### 指示
下のリストから、「Annotate this image: element」を含む行に始まり「day-number: 27 <box>575 396 592 413</box>」を含む行で終わる範囲を、両端の行も含めて一字一句変えずに書き写してください。

### 提供リスト
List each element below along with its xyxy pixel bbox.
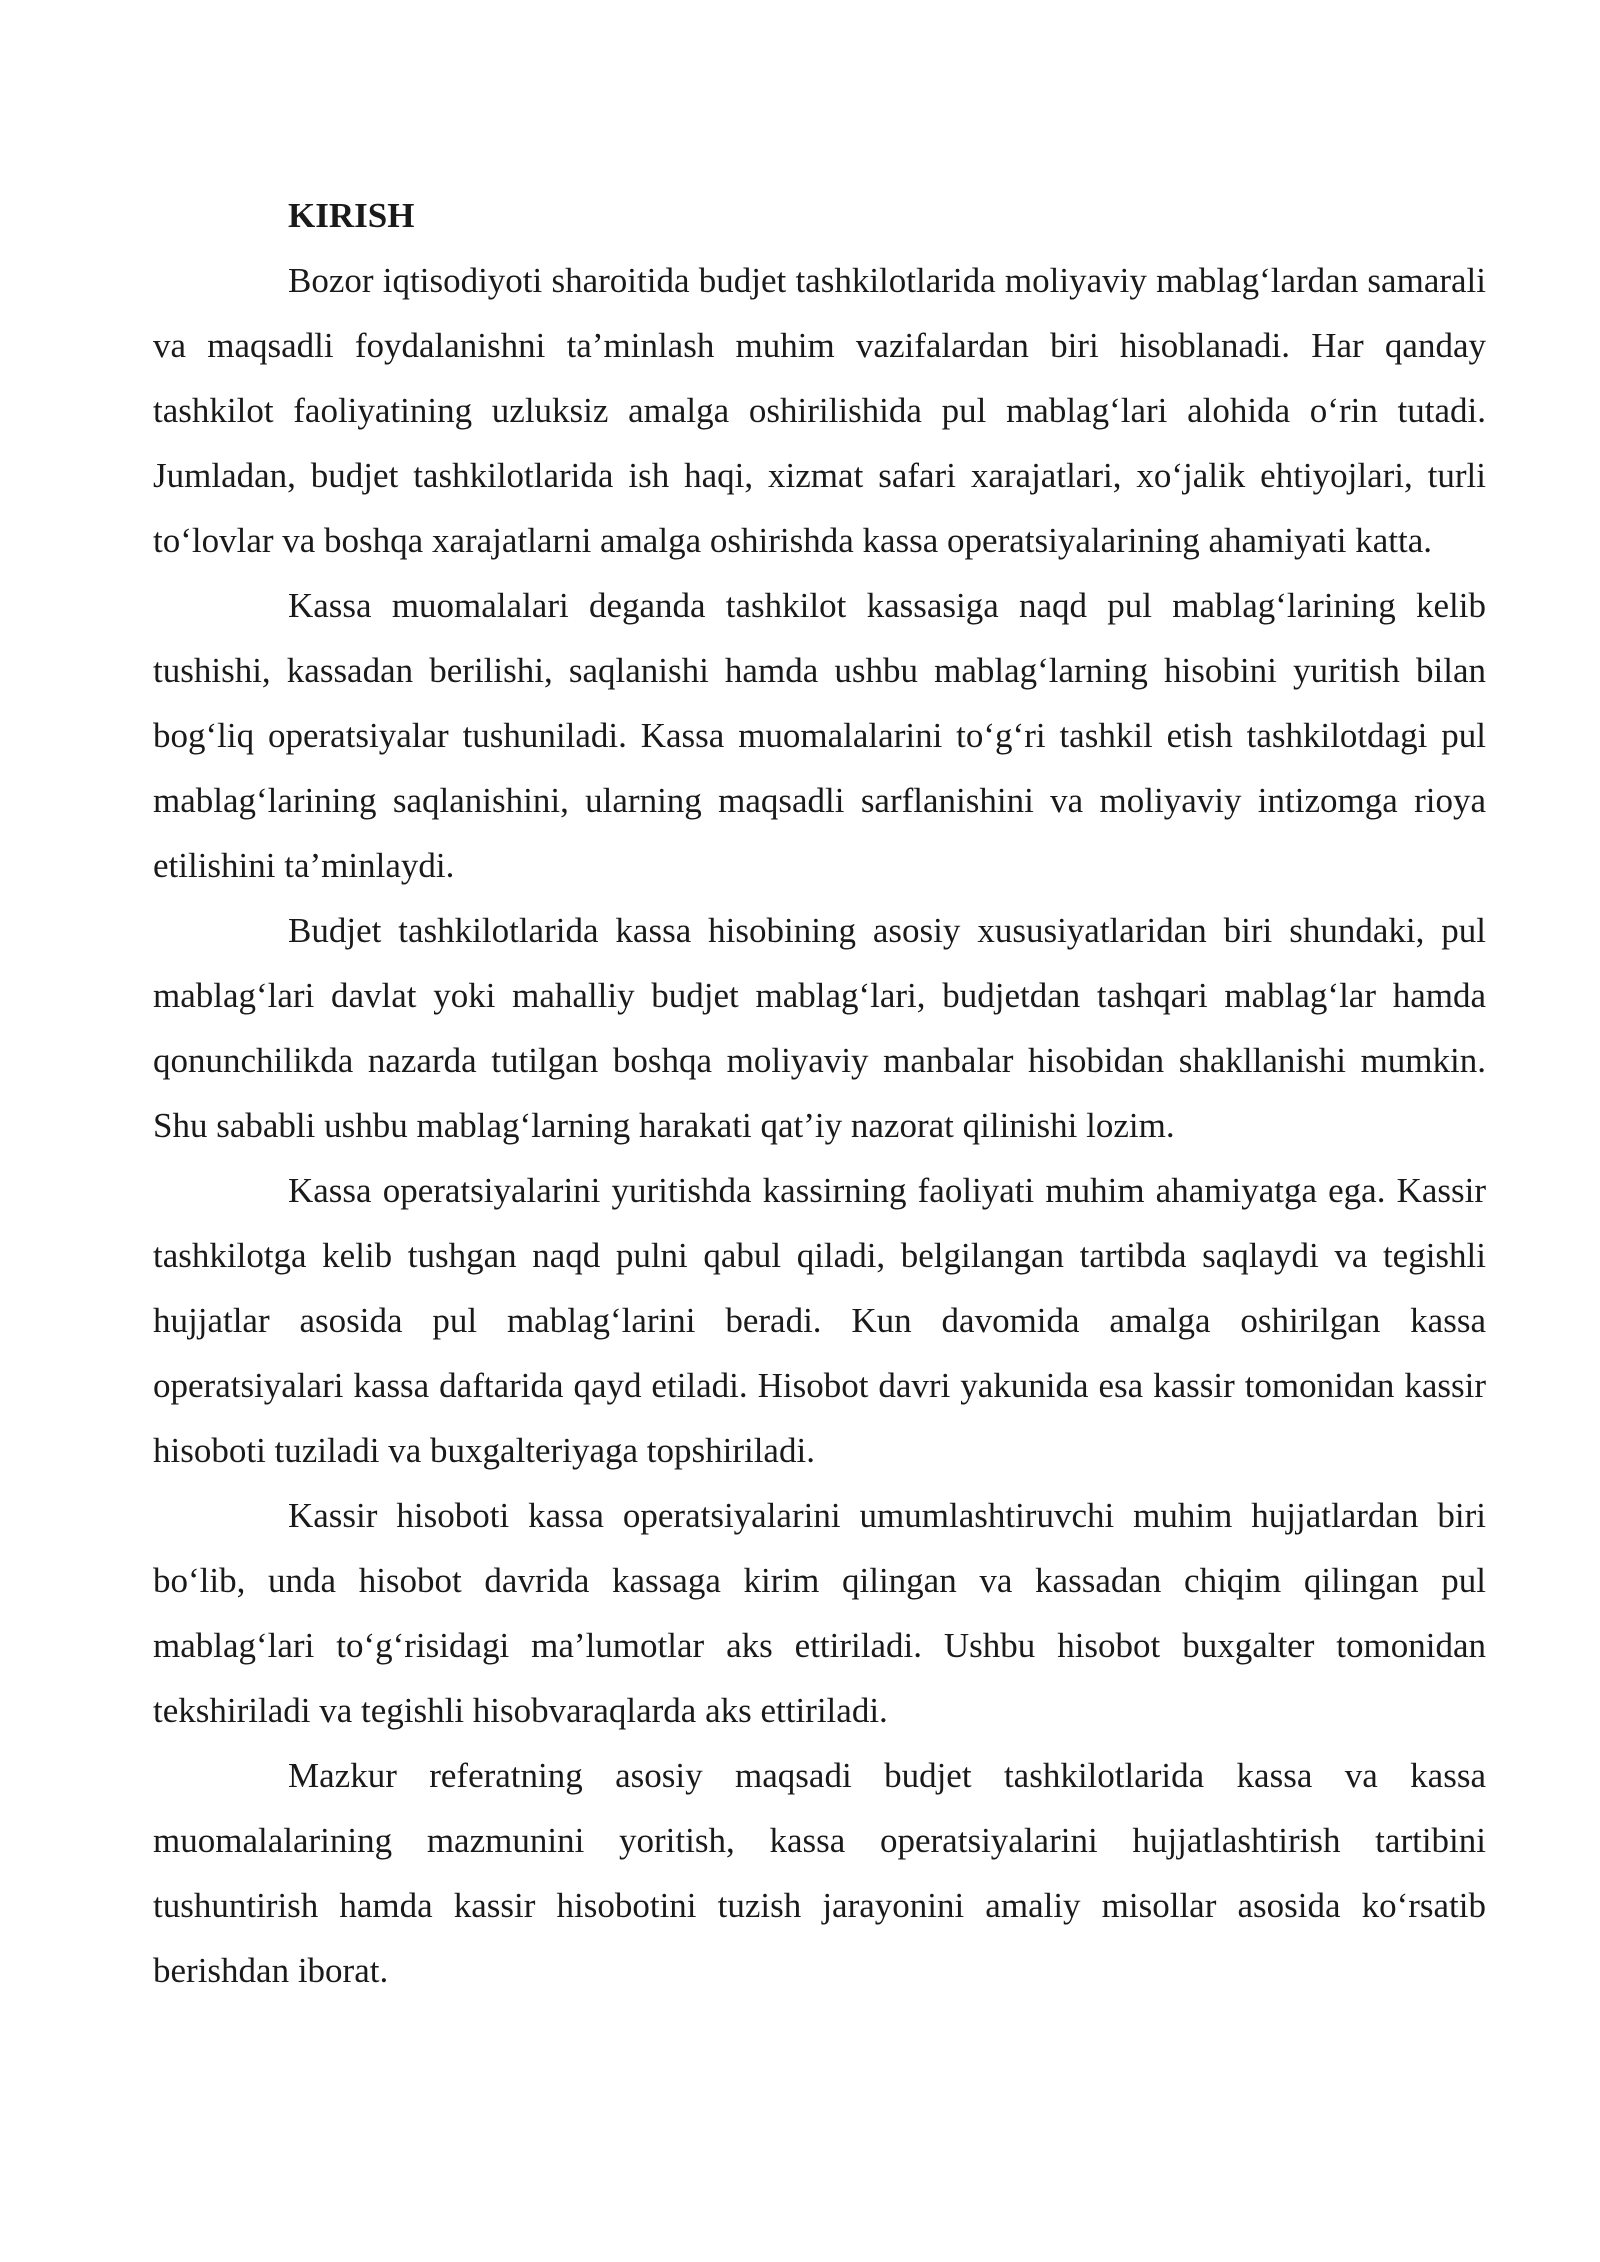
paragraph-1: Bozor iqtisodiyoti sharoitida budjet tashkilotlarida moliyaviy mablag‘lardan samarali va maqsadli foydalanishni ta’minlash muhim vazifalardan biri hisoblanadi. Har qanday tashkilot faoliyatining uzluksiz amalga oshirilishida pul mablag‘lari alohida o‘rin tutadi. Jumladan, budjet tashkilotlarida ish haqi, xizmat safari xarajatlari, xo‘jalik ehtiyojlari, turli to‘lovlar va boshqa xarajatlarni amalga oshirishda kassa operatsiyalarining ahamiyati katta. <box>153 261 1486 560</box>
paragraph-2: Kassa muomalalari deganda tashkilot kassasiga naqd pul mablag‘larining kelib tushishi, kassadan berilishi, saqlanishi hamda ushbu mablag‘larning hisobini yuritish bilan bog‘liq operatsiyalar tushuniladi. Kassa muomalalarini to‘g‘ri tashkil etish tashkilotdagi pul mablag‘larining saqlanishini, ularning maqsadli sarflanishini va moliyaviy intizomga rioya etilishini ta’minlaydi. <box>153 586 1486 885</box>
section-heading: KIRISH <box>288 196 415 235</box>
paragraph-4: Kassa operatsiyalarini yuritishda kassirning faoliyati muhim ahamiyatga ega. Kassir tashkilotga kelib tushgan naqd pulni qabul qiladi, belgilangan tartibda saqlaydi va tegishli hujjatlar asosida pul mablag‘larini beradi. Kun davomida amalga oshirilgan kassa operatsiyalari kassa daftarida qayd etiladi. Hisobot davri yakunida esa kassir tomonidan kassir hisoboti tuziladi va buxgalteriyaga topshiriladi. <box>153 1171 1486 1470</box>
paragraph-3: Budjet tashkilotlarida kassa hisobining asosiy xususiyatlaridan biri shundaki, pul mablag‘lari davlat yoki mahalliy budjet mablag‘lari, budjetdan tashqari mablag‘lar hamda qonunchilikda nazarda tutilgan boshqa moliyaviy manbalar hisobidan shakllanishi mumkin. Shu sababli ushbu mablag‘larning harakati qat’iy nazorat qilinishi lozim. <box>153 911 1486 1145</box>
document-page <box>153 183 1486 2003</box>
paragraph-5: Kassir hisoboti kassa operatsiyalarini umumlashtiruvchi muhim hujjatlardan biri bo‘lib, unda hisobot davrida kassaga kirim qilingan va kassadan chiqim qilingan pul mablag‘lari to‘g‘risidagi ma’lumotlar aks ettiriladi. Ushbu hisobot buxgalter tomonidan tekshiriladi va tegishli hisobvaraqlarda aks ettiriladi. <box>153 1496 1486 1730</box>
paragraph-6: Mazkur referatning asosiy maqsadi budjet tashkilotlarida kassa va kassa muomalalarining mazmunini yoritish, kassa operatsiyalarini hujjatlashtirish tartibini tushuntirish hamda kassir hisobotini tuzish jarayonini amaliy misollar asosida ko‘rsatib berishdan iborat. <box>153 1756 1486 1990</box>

...

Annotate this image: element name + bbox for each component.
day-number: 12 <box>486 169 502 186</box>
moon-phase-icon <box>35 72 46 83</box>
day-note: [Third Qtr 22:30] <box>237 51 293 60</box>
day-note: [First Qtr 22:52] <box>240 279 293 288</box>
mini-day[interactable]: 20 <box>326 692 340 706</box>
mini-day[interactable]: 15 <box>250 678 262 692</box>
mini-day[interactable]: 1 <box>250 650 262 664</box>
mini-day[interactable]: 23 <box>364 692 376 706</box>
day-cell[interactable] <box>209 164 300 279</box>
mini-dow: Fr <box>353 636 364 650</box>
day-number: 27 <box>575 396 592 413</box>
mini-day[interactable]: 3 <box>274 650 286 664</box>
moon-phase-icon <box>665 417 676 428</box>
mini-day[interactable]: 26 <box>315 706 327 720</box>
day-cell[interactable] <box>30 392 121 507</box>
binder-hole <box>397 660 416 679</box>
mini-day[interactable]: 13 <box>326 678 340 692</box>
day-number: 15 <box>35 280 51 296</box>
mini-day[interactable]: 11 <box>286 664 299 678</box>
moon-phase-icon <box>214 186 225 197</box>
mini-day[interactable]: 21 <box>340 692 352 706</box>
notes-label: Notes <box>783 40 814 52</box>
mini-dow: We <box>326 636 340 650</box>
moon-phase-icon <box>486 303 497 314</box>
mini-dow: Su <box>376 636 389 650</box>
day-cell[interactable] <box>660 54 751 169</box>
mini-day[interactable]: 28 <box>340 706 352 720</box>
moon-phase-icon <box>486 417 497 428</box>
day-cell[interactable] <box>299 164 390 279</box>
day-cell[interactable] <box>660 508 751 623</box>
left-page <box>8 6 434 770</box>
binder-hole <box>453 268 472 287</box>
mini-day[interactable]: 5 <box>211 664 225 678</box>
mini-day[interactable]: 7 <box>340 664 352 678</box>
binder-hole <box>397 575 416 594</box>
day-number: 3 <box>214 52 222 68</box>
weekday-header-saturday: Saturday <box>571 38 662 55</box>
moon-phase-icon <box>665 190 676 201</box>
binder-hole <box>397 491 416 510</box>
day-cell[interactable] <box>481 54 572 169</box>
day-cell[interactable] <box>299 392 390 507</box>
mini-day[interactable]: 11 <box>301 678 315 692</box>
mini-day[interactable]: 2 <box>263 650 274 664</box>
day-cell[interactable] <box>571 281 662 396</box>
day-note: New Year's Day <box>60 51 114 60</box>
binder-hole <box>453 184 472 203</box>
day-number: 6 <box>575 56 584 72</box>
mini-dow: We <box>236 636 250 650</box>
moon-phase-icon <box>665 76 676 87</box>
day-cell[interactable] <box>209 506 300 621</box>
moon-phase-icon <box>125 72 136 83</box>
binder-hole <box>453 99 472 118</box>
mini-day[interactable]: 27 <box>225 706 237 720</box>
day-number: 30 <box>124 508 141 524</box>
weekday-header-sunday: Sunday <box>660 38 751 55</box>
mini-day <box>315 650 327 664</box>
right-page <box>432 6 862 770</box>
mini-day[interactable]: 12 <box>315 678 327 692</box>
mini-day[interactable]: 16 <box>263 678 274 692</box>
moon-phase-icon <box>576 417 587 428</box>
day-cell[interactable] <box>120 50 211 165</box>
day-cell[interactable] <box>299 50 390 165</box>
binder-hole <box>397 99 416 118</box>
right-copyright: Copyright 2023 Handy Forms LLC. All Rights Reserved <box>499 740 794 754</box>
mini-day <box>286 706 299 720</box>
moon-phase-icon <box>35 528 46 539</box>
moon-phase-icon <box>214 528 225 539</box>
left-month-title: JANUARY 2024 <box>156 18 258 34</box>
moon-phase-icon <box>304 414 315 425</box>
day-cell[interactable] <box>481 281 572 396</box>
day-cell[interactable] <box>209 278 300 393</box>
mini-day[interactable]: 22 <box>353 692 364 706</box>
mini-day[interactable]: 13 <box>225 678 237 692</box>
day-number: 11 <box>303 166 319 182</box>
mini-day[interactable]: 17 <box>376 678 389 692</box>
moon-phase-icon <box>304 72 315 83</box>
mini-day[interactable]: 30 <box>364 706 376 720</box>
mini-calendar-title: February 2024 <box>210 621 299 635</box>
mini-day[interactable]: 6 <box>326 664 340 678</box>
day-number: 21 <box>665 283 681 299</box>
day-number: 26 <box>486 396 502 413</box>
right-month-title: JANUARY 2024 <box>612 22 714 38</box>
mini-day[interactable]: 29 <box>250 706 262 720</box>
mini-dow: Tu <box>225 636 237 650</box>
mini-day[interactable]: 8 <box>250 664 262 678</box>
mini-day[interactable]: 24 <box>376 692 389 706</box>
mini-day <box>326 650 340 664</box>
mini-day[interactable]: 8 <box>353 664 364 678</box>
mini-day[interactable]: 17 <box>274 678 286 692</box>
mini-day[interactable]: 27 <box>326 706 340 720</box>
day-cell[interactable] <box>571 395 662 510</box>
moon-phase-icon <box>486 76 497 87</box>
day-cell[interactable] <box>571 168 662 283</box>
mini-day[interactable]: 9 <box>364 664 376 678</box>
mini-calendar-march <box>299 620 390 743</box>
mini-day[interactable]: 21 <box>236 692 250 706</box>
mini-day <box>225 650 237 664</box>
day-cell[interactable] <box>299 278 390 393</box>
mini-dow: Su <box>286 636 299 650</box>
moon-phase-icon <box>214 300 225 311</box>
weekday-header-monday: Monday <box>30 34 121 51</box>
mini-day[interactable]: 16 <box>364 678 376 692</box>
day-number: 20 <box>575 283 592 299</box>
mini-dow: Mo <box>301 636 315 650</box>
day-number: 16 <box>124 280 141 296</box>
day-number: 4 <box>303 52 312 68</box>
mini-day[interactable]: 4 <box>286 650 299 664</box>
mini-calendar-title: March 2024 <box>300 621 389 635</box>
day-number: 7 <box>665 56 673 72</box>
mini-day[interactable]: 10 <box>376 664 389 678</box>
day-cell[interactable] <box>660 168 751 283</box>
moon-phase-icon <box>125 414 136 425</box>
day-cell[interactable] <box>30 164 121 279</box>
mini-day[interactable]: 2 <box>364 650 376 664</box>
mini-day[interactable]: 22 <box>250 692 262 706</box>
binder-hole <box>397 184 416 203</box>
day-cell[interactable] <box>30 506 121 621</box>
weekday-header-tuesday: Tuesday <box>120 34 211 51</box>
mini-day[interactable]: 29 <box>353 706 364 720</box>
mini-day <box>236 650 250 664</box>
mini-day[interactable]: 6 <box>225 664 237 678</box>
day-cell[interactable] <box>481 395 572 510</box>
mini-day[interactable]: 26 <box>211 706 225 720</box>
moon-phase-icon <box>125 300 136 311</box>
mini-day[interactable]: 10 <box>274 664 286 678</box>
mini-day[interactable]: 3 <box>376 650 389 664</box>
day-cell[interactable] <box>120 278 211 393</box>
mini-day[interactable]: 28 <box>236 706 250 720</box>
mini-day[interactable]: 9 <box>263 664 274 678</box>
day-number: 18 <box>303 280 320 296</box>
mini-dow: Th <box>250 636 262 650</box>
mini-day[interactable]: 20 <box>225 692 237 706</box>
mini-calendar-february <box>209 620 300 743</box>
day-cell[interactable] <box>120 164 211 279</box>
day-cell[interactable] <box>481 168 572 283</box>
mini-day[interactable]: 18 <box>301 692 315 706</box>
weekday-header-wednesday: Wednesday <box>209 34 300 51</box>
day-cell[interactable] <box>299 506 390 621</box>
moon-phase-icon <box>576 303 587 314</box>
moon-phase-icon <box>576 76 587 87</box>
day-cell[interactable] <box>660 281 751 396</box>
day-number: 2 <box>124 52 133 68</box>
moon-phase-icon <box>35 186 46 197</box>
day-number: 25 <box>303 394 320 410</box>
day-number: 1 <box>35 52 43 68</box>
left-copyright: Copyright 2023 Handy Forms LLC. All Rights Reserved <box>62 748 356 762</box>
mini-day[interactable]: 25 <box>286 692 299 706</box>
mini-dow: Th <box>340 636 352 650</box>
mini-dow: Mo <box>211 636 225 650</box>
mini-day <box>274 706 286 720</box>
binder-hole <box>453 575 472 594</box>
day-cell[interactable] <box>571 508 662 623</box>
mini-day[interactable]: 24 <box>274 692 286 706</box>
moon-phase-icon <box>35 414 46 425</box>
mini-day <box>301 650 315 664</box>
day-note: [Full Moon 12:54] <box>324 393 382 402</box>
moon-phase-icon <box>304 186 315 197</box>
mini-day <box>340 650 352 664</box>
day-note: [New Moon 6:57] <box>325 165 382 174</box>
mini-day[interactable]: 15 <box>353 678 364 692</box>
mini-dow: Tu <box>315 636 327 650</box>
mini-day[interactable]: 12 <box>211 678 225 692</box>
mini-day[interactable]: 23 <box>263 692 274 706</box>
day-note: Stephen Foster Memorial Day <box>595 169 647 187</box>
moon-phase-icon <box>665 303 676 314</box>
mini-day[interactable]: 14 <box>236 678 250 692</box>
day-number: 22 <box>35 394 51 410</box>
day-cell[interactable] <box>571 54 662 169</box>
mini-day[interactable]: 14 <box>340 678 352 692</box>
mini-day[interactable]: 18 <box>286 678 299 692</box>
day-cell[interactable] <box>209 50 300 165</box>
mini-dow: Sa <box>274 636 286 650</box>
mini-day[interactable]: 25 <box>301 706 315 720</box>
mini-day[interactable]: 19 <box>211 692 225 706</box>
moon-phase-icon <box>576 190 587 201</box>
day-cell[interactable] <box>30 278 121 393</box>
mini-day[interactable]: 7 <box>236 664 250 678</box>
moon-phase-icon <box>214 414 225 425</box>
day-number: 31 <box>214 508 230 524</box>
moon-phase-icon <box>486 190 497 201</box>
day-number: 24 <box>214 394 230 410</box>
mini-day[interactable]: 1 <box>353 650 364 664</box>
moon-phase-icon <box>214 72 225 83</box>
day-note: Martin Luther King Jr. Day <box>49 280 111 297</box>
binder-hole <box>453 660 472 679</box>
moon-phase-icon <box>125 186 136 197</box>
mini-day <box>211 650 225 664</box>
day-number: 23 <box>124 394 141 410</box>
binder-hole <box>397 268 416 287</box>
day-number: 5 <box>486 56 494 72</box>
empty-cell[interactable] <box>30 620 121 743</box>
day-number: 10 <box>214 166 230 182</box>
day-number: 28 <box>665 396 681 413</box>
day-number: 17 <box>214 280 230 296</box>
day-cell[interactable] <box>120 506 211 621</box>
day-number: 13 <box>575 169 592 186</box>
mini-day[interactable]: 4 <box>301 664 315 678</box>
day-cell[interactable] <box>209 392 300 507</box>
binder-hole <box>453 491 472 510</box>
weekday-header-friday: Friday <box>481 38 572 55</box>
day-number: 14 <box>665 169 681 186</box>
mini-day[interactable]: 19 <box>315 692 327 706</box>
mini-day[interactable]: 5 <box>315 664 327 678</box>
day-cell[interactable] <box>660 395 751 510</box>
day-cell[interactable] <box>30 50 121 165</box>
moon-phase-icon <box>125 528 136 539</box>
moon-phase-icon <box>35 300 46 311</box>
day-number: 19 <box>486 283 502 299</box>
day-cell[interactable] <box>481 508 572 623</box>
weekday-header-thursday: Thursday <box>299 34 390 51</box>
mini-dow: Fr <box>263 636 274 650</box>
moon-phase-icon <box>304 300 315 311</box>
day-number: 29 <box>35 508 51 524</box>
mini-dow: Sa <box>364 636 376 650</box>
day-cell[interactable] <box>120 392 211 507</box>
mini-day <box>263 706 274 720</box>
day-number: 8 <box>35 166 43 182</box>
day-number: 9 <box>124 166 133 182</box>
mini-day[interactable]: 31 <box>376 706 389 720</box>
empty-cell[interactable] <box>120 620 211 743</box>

### 正しい出力
Annotate this image: element name + bbox for each component.
day-number: 12 <box>486 169 502 186</box>
moon-phase-icon <box>35 72 46 83</box>
day-note: [Third Qtr 22:30] <box>237 51 293 60</box>
day-note: [First Qtr 22:52] <box>240 279 293 288</box>
mini-day[interactable]: 20 <box>326 692 340 706</box>
mini-day[interactable]: 15 <box>250 678 262 692</box>
mini-day[interactable]: 1 <box>250 650 262 664</box>
mini-day[interactable]: 23 <box>364 692 376 706</box>
day-cell[interactable] <box>209 164 300 279</box>
mini-dow: Fr <box>353 636 364 650</box>
day-number: 27 <box>575 396 592 413</box>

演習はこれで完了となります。